§ **Description of the task**
Repeat the records below exactly, leaving out any pictures.

━━━ Data to use

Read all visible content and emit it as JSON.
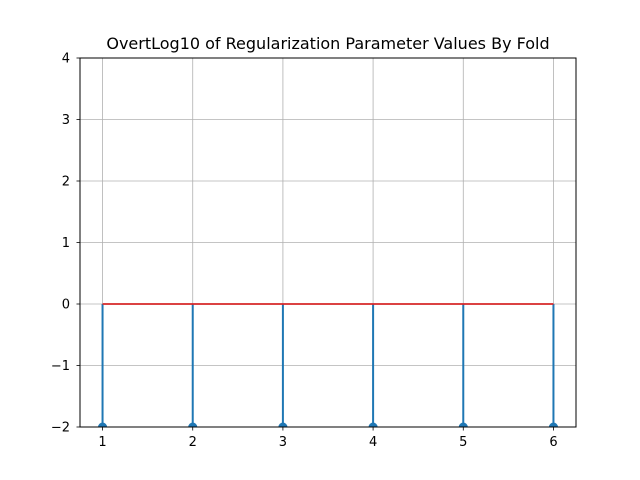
{
  "chart_data": {
    "type": "stem",
    "title": "OvertLog10 of Regularization Parameter Values By Fold",
    "xlabel": "",
    "ylabel": "",
    "x": [
      1,
      2,
      3,
      4,
      5,
      6
    ],
    "values": [
      -2,
      -2,
      -2,
      -2,
      -2,
      -2
    ],
    "baseline": 0,
    "xlim": [
      0.75,
      6.25
    ],
    "ylim": [
      -2,
      4
    ],
    "xticks": [
      "1",
      "2",
      "3",
      "4",
      "5",
      "6"
    ],
    "yticks": [
      "−2",
      "−1",
      "0",
      "1",
      "2",
      "3",
      "4"
    ],
    "ytick_values": [
      -2,
      -1,
      0,
      1,
      2,
      3,
      4
    ],
    "grid": true,
    "colors": {
      "stem": "#1f77b4",
      "baseline": "#d62728",
      "grid": "#b0b0b0",
      "axes": "#000000"
    }
  }
}
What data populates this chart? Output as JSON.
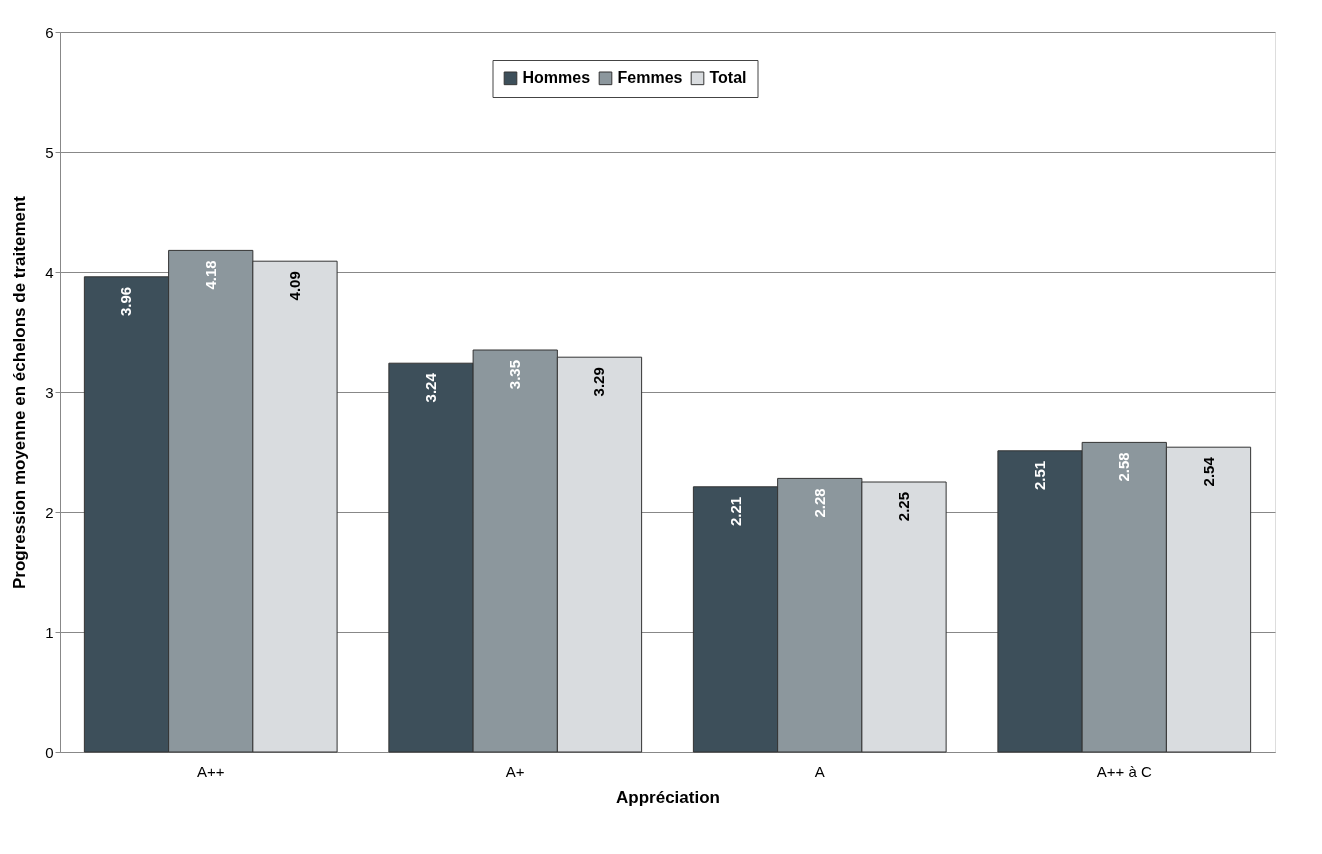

━━━━━━

§ **Complete answer**
Read all visible content and emit it as JSON.
{
  "chart_data": {
    "type": "stem",
    "title": "OvertLog10 of Regularization Parameter Values By Fold",
    "xlabel": "",
    "ylabel": "",
    "x": [
      1,
      2,
      3,
      4,
      5,
      6
    ],
    "values": [
      -2,
      -2,
      -2,
      -2,
      -2,
      -2
    ],
    "baseline": 0,
    "xlim": [
      0.75,
      6.25
    ],
    "ylim": [
      -2,
      4
    ],
    "xticks": [
      "1",
      "2",
      "3",
      "4",
      "5",
      "6"
    ],
    "yticks": [
      "−2",
      "−1",
      "0",
      "1",
      "2",
      "3",
      "4"
    ],
    "ytick_values": [
      -2,
      -1,
      0,
      1,
      2,
      3,
      4
    ],
    "grid": true,
    "colors": {
      "stem": "#1f77b4",
      "baseline": "#d62728",
      "grid": "#b0b0b0",
      "axes": "#000000"
    }
  }
}
What data populates this chart? Output as JSON.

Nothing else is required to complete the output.